• [Requirement]: Lines with the word "Begerow" are the ones wanted. Copy each of them from the entries below.

• [Material to process]:
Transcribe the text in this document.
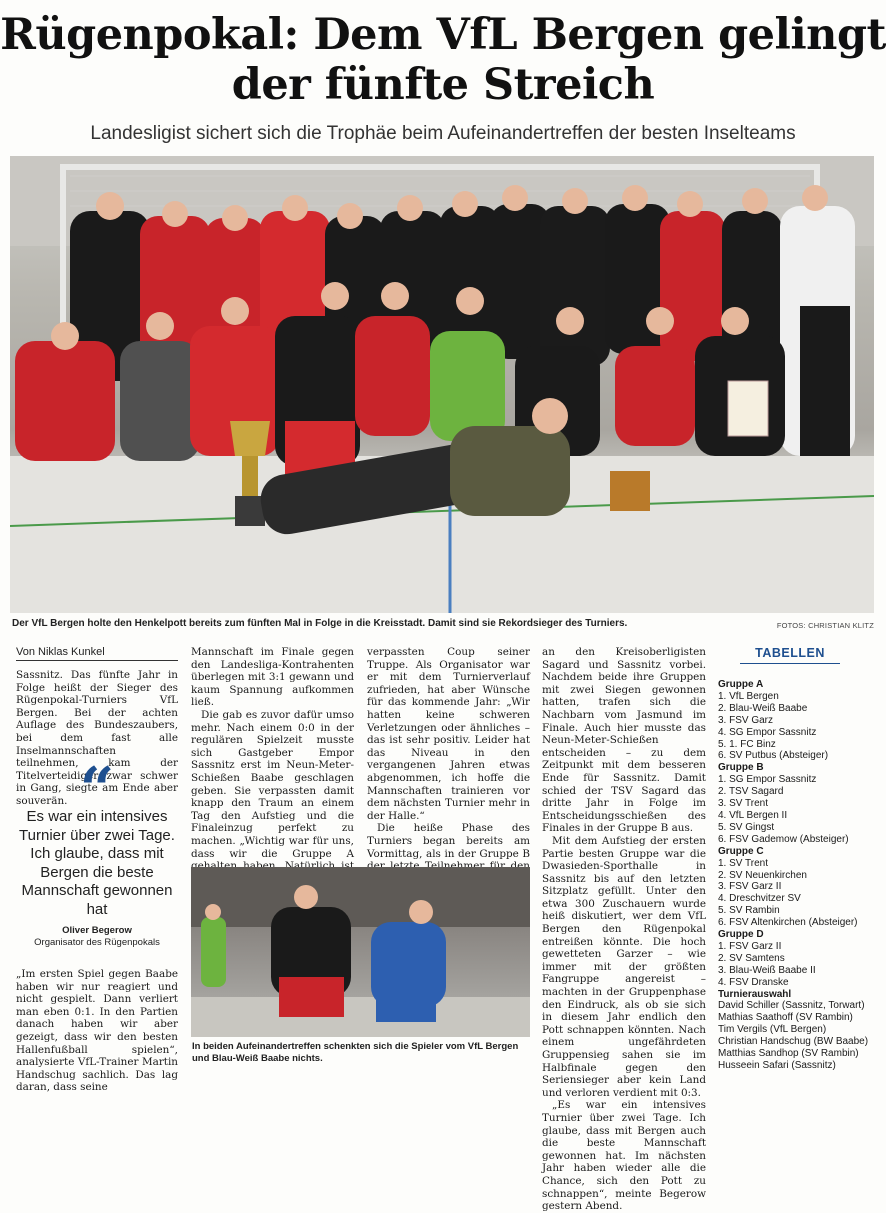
Rügenpokal: Dem VfL Bergen gelingt
der fünfte Streich
Landesligist sichert sich die Trophäe beim Aufeinandertreffen der besten Inselteams
Der VfL Bergen holte den Henkelpott bereits zum fünften Mal in Folge in die Kreisstadt. Damit sind sie Rekordsieger des Turniers.	FOTOS: CHRISTIAN KLITZ
Von Niklas Kunkel

Sassnitz. Das fünfte Jahr in Folge heißt der Sieger des Rügenpokal-Turniers VfL Bergen. Bei der achten Auflage des Bundeszaubers, bei dem fast alle Inselmannschaften teilnehmen, kam der Titelverteidiger zwar schwer in Gang, siegte am Ende aber souverän. “
Es war ein intensives Turnier über zwei Tage. Ich glaube, dass mit Bergen die beste Mannschaft gewonnen hat
Oliver Begerow
Organisator des Rügenpokals

„Im ersten Spiel gegen Baabe haben wir nur reagiert und nicht gespielt. Dann verliert man eben 0:1. In den Partien danach haben wir aber gezeigt, dass wir den besten Hallenfußball spielen“, analysierte VfL-Trainer Martin Handschug sachlich. Das lag daran, dass seine

Mannschaft im Finale gegen den Landesliga-Kontrahenten überlegen mit 3:1 gewann und kaum Spannung aufkommen ließ.

Die gab es zuvor dafür umso mehr. Nach einem 0:0 in der regulären Spielzeit musste sich Gastgeber Empor Sassnitz erst im Neun-Meter-Schießen Baabe geschlagen geben. Sie verpassten damit knapp den Traum an einem Tag den Aufstieg und die Finaleinzug perfekt zu machen. „Wichtig war für uns, dass wir die Gruppe A

verpassten Coup seiner Truppe. Als Organisator war er mit dem Turnierverlauf zufrieden, hat aber Wünsche für das kommende Jahr: „Wir hatten keine schweren Verletzungen oder ähnliches – das ist sehr positiv. Leider hat das Niveau in den vergangenen Jahren etwas abgenommen, ich hoffe die Mannschaften trainieren vor dem nächsten Turnier mehr in der Halle.“

Die heiße Phase des Turniers began bereits am Vormittag, als in der Gruppe B

an den Kreisoberligisten Sagard und Sassnitz vorbei. Nachdem beide ihre Gruppen mit zwei Siegen gewonnen hatten, trafen sich die Nachbarn vom Jasmund im Finale. Auch hier musste das Neun-Meter-Schießen entscheiden – zu dem Zeitpunkt mit dem besseren Ende für Sassnitz. Damit schied der TSV Sagard das dritte Jahr in Folge im Entscheidungsschießen des Finales in der Gruppe B aus.

Mit dem Aufstieg der ersten Partie besten Gruppe war die Dwasieden-Sporthalle in Sassnitz bis auf den letzten Sitzplatz gefüllt. Unter den etwa 300 Zuschauern wurde heiß diskutiert, wer dem VfL Bergen den Rügenpokal entreißen könnte. Die hoch gewetteten Garzer – wie immer mit der größten Fangruppe angereist – machten in der Gruppenphase den Eindruck, als ob sie sich in diesem Jahr endlich den Pott schnappen könnten. Nach einem ungefährdeten Gruppensieg sahen sie im Halbfinale gegen den Seriensieger aber kein Land und verloren verdient mit 0:3.

„Es war ein intensives Turnier über zwei Tage. Ich glaube, dass mit Bergen auch die beste Mannschaft gewonnen hat. Im nächsten Jahr haben wieder alle die Chance, sich den Pott zu schnappen“, meinte Begerow gestern Abend.

In beiden Aufeinandertreffen schenkten sich die Spieler vom VfL Bergen und Blau-Weiß Baabe nichts.
TABELLEN
Gruppe A
1. VfL Bergen
2. Blau-Weiß Baabe
3. FSV Garz
4. SG Empor Sassnitz
5. 1. FC Binz
6. SV Putbus (Absteiger)
Gruppe B
1. SG Empor Sassnitz
2. TSV Sagard
3. SV Trent
4. VfL Bergen II
5. SV Gingst
6. FSV Gademow (Absteiger)
Gruppe C
1. SV Trent
2. SV Neuenkirchen
3. FSV Garz II
4. Dreschvitzer SV
5. SV Rambin
6. FSV Altenkirchen (Absteiger)
Gruppe D
1. FSV Garz II
2. SV Samtens
3. Blau-Weiß Baabe II
4. FSV Dranske
Turnierauswahl
David Schiller (Sassnitz, Torwart)
Mathias Saathoff (SV Rambin)
Tim Vergils (VfL Bergen)
Christian Handschug (BW Baabe)
Matthias Sandhop (SV Rambin)
Husseein Safari (Sassnitz)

• [Written response]:
Oliver Begerow
„Es war ein intensives Turnier über zwei Tage. Ich glaube, dass mit Bergen auch die beste Mannschaft gewonnen hat. Im nächsten Jahr haben wieder alle die Chance, sich den Pott zu schnappen“, meinte Begerow gestern Abend.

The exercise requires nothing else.